◆ **ARTICLE**:
# What kind of a salary is 170K+ SGD per annum?



## Guest

Just wanted to know if somebody was making that kind of money while living in Singapore, how well off would they be? Just a hair-brained figure to get an idea. Many thanks in advance for the help.


----------



## Singapore Saint

ausimmi said:


> Just wanted to know if somebody was making that kind of money while living in Singapore, how well off would they be? Just a hair-brained figure to get an idea. Many thanks in advance for the help.


Depends.. If you're single, you wouldn't have any issues at all, except for which type of champagne to buy with your meal, where to fly off to at the weekend and whether you really need that extra suit made...

If you have a family, you will still be fine... 

But the google search that you obviously did before posting told you that the average salary in Singapore is around $50k, so you knew that anyway... ;-)


----------



## simonsays

asussimi: 170K S$ ?? that is the kind of salary I am looking for ...

While google states that average Salary is about 50K S$, the reality is, most mid class salary is about 70K to 80K S$ PA


----------



## bryann

Not a bad salary. But as has been noted above, it depends on how many you are, where you wish to live and your general lifestyle. Schools and accommodation will take the biggest chunks of your income.

That said, you should be fairly comfy on that amount.

If you have any specific questions, by all means let us know.


----------



## simonsays

fairly comfy ? I would say extremely comfy, unless you budget to save 100K and live on the balance ..


----------

[Spatial annotation listing]
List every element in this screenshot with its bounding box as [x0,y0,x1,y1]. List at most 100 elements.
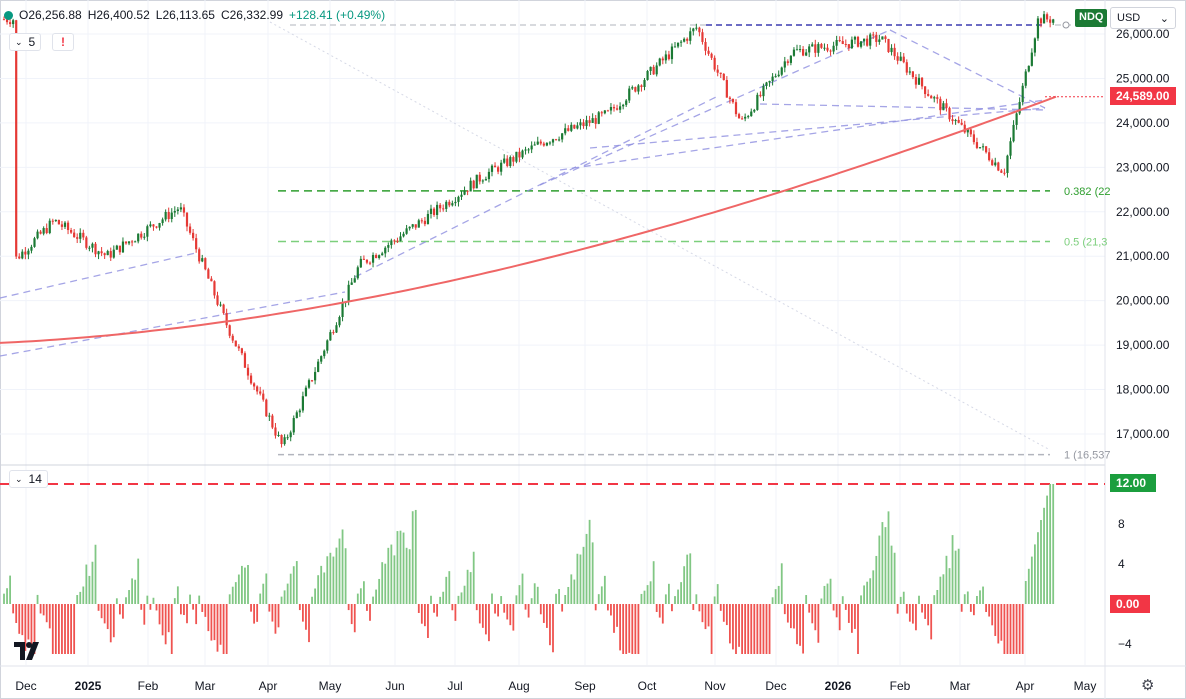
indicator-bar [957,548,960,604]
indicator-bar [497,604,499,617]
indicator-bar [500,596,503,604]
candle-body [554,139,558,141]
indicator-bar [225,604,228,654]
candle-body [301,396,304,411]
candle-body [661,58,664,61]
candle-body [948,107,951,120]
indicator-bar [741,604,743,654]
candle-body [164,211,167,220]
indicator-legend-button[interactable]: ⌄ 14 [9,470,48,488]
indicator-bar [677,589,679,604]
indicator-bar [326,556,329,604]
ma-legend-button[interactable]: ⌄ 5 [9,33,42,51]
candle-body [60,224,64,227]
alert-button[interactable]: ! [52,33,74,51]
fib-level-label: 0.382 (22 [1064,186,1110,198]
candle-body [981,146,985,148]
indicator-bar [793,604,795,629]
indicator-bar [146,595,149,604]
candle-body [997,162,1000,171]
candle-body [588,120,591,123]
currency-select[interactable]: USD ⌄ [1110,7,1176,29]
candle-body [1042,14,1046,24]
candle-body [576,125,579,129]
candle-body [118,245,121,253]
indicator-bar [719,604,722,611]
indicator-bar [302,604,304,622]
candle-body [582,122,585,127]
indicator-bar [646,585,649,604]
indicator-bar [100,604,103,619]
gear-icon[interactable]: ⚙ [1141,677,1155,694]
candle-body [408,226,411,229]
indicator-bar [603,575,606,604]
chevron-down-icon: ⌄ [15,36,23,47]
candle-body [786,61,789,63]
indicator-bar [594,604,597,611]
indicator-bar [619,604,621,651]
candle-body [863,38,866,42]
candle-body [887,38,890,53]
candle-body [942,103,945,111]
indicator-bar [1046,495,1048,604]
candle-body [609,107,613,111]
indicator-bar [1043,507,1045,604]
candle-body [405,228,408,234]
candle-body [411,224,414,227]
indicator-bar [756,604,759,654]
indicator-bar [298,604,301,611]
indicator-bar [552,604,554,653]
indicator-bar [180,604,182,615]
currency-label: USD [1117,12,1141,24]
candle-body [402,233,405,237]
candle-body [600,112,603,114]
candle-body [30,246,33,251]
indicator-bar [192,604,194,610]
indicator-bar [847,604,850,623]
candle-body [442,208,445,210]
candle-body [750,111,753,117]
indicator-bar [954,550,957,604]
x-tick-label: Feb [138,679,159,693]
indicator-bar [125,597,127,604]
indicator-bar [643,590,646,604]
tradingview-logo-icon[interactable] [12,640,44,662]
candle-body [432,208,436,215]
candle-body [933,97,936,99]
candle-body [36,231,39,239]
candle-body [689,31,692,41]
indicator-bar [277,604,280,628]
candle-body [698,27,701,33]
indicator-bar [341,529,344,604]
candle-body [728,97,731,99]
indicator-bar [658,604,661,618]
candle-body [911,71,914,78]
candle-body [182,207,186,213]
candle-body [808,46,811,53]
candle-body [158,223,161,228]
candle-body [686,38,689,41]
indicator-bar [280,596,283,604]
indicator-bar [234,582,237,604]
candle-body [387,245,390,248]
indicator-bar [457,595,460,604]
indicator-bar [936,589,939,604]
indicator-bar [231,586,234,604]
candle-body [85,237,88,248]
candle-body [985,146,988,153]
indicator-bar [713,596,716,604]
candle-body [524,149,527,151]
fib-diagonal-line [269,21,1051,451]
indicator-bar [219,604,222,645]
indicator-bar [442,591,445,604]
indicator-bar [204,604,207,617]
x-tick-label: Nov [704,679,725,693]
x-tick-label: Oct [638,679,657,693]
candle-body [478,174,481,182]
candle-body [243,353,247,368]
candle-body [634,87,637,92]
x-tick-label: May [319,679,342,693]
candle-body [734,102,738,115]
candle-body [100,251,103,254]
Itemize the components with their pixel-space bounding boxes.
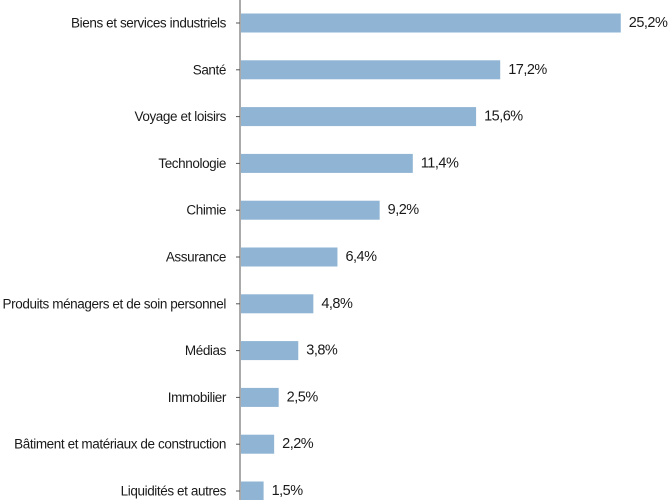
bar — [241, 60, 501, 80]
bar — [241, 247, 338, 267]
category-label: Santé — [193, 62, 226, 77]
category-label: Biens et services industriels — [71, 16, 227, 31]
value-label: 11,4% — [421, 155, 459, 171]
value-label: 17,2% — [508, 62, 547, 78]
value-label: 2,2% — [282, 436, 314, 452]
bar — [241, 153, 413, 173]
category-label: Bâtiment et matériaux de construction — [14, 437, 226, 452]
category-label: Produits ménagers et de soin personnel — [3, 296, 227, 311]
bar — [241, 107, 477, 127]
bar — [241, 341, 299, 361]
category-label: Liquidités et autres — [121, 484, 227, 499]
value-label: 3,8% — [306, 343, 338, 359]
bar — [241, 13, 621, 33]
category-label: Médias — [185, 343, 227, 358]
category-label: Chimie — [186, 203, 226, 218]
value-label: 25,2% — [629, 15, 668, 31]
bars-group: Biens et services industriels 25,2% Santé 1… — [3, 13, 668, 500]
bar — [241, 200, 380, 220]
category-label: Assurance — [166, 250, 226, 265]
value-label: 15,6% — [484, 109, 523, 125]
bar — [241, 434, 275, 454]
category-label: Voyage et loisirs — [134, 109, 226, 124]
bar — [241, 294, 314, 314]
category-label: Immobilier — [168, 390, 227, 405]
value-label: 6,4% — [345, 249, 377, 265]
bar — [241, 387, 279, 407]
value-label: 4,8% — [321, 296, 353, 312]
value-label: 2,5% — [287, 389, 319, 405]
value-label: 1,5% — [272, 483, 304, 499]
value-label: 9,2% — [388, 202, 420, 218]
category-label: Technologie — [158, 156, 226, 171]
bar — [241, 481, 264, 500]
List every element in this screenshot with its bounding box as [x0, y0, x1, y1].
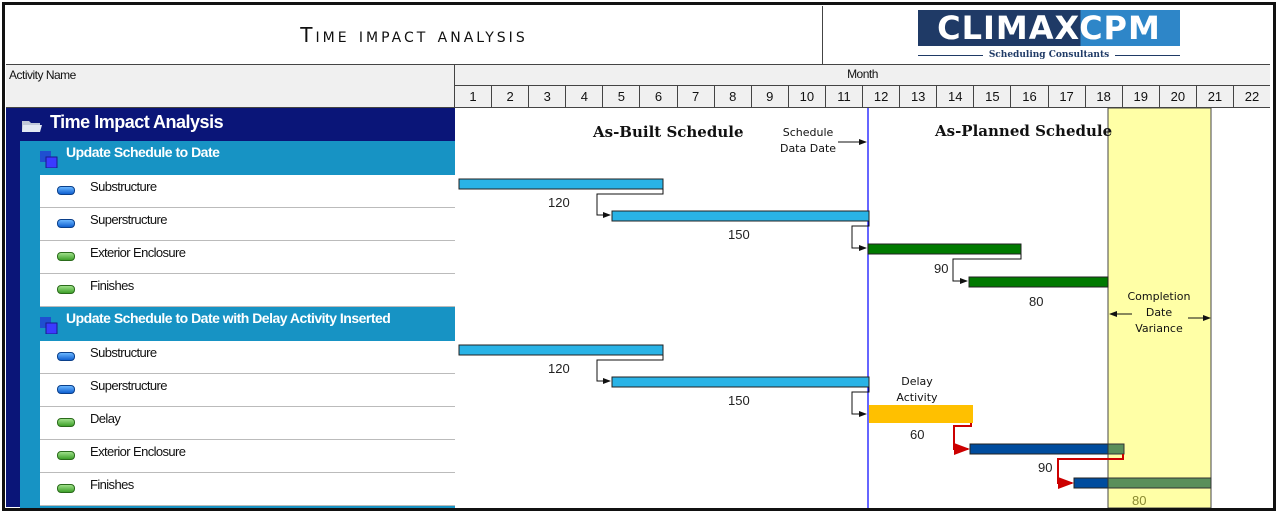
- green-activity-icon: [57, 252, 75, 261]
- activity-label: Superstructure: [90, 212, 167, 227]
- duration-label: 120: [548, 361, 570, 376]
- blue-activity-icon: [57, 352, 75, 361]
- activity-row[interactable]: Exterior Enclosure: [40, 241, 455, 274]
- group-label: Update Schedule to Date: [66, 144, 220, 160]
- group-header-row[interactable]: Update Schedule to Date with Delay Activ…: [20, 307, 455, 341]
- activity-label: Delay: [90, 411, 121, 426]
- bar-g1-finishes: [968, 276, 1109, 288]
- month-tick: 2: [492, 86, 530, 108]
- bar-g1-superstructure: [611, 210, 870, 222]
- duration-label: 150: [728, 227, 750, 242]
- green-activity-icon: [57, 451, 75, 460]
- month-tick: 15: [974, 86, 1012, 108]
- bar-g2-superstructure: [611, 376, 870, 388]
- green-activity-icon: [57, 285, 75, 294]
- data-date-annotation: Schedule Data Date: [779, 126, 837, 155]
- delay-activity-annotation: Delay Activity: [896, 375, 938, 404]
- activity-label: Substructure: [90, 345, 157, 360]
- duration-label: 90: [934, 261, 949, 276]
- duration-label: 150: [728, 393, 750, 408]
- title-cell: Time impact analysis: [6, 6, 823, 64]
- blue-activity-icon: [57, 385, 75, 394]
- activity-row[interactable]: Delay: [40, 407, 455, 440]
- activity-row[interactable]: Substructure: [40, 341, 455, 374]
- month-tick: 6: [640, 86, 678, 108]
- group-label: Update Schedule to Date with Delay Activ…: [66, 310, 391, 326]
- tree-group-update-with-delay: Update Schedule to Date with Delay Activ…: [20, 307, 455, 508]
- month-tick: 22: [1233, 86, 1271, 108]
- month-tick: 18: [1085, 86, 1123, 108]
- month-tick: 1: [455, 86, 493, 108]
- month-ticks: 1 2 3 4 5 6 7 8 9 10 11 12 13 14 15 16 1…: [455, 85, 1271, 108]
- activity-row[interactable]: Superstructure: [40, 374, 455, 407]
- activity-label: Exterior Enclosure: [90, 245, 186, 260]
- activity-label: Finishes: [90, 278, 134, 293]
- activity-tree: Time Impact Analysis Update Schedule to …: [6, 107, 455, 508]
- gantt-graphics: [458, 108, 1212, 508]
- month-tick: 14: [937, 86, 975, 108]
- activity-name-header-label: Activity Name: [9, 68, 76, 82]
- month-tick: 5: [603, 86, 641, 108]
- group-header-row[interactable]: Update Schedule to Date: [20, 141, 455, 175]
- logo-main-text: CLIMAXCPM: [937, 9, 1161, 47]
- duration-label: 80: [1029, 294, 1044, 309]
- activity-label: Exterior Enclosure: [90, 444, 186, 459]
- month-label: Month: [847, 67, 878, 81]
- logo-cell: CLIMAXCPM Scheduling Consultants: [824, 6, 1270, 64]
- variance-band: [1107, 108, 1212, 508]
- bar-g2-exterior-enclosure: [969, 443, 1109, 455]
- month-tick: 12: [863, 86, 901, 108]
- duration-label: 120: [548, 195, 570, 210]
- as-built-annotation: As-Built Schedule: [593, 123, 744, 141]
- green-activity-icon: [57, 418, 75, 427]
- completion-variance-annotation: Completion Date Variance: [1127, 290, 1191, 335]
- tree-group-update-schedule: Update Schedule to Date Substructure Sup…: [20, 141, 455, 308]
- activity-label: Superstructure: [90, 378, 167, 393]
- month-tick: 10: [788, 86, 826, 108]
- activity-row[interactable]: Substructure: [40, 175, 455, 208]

◆ **INSTRUCTION 1**:
Decide whether each statement agrees with the salary thread, answering yes or no and quoting the thread's deciding words: (a) one reply says the average salary in Singapore is around $50k; (b) one reply names schools and accommodation as the biggest drains on income; (c) one reply puts most mid class salaries at about 100K S$ a year.
◆ **INSTRUCTION 2**:
Quote the lines of the listing from the line with "indicator-bar [957,548,960,604]" to the line with "candle-body [30,246,33,251]", including both of those lines.
The salary thread and the listing come from unrelated sources.

◆ **FULL RESPONSE 1**:
(a) Yes: "the average salary in Singapore is around $50k"
(b) Yes: "Schools and accommodation will take the biggest chunks of your income."
(c) No: "most mid class salary is about 70K to 80K S$ PA"

◆ **FULL RESPONSE 2**:
indicator-bar [957,548,960,604]
indicator-bar [497,604,499,617]
indicator-bar [500,596,503,604]
candle-body [554,139,558,141]
indicator-bar [225,604,228,654]
candle-body [301,396,304,411]
candle-body [661,58,664,61]
candle-body [948,107,951,120]
indicator-bar [741,604,743,654]
candle-body [164,211,167,220]
indicator-legend-button[interactable]: ⌄ 14 [9,470,48,488]
indicator-bar [677,589,679,604]
indicator-bar [326,556,329,604]
ma-legend-button[interactable]: ⌄ 5 [9,33,42,51]
candle-body [60,224,64,227]
alert-button[interactable]: ! [52,33,74,51]
fib-level-label: 0.382 (22 [1064,186,1110,198]
candle-body [981,146,985,148]
indicator-bar [793,604,795,629]
indicator-bar [146,595,149,604]
candle-body [997,162,1000,171]
candle-body [588,120,591,123]
currency-select[interactable]: USD ⌄ [1110,7,1176,29]
candle-body [1042,14,1046,24]
candle-body [576,125,579,129]
candle-body [118,245,121,253]
indicator-bar [719,604,722,611]
indicator-bar [302,604,304,622]
candle-body [582,122,585,127]
indicator-bar [646,585,649,604]
indicator-bar [100,604,103,619]
gear-icon[interactable]: ⚙ [1141,677,1155,694]
candle-body [408,226,411,229]
indicator-bar [603,575,606,604]
chevron-down-icon: ⌄ [15,36,23,47]
candle-body [786,61,789,63]
indicator-bar [594,604,597,611]
indicator-bar [619,604,621,651]
candle-body [863,38,866,42]
candle-body [887,38,890,53]
candle-body [942,103,945,111]
indicator-bar [1046,495,1048,604]
candle-body [609,107,613,111]
indicator-bar [1043,507,1045,604]
candle-body [405,228,408,234]
candle-body [411,224,414,227]
indicator-bar [756,604,759,654]
indicator-bar [298,604,301,611]
indicator-bar [552,604,554,653]
indicator-bar [180,604,182,615]
currency-label: USD [1117,12,1141,24]
candle-body [402,233,405,237]
candle-body [600,112,603,114]
candle-body [30,246,33,251]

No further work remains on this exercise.